» TASK TO COMPLETE:
Scan the listing below for the word "Angular" and state how many lines hold it. Write nothing but the number.

Data entries
..........

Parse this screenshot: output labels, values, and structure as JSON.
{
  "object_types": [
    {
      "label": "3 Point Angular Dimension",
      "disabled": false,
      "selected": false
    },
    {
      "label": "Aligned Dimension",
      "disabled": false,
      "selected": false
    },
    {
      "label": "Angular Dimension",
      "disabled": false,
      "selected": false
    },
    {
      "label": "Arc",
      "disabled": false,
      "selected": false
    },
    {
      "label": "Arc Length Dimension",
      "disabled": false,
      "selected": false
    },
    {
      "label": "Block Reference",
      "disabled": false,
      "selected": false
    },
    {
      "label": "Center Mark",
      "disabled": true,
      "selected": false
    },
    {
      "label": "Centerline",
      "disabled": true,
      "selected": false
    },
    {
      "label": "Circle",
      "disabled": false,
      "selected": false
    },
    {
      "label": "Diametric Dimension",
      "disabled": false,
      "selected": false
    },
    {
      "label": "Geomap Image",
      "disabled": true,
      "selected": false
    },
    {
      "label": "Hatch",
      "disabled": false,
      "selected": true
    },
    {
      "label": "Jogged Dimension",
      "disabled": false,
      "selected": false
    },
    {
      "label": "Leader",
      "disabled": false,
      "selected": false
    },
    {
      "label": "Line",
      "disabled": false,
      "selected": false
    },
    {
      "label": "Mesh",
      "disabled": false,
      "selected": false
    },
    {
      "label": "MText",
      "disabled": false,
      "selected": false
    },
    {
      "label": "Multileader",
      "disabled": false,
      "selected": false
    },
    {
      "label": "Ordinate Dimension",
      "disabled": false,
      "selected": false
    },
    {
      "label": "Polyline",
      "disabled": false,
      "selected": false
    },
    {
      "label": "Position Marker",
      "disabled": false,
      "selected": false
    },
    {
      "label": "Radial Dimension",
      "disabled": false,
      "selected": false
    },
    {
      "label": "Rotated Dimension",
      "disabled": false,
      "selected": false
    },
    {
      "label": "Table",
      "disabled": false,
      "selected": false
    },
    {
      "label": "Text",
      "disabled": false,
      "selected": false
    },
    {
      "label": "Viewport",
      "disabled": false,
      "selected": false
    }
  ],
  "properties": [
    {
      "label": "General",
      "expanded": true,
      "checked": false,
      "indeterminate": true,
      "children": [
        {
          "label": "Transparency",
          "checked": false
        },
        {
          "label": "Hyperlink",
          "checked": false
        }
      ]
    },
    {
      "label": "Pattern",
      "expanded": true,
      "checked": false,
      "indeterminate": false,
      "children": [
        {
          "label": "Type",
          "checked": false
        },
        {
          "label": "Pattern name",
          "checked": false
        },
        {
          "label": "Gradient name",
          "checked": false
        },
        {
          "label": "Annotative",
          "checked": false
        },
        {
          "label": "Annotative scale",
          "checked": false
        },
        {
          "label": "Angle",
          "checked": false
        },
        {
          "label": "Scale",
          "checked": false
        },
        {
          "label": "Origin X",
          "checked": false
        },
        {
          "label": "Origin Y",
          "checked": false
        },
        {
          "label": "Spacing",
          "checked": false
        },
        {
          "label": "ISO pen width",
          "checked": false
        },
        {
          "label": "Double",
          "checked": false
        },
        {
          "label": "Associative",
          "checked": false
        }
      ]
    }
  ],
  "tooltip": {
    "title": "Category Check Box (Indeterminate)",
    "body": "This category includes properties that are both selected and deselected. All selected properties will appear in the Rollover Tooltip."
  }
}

..........

» RESPONSE:
2